> **What is needed**:
Copy the data below exactly.
BEGIN Record set
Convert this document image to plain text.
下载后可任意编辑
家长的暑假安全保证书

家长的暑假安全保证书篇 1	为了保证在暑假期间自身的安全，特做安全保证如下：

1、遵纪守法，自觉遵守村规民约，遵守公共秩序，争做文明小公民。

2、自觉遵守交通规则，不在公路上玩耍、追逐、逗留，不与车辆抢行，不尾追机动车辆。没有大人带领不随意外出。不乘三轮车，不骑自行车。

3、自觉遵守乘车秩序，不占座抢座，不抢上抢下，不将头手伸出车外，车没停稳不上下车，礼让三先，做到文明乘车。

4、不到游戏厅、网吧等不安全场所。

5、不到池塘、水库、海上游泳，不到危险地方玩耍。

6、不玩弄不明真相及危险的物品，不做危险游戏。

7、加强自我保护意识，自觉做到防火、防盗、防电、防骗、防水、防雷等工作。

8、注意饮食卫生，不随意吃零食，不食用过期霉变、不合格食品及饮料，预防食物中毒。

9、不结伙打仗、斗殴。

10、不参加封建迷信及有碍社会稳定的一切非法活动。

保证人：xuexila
END Record set
> **Written answer**:
Convert this document image to plain text.
下载后可任意编辑
家长的暑假安全保证书

家长的暑假安全保证书篇 1	为了保证在暑假期间自身的安全，特做安全保证如下：

1、遵纪守法，自觉遵守村规民约，遵守公共秩序，争做文明小公民。

2、自觉遵守交通规则，不在公路上玩耍、追逐、逗留，不与车辆抢行，不尾追机动车辆。没有大人带领不随意外出。不乘三轮车，不骑自行车。

3、自觉遵守乘车秩序，不占座抢座，不抢上抢下，不将头手伸出车外，车没停稳不上下车，礼让三先，做到文明乘车。

4、不到游戏厅、网吧等不安全场所。

5、不到池塘、水库、海上游泳，不到危险地方玩耍。

6、不玩弄不明真相及危险的物品，不做危险游戏。

7、加强自我保护意识，自觉做到防火、防盗、防电、防骗、防水、防雷等工作。

8、注意饮食卫生，不随意吃零食，不食用过期霉变、不合格食品及饮料，预防食物中毒。

9、不结伙打仗、斗殴。

10、不参加封建迷信及有碍社会稳定的一切非法活动。

保证人：xuexila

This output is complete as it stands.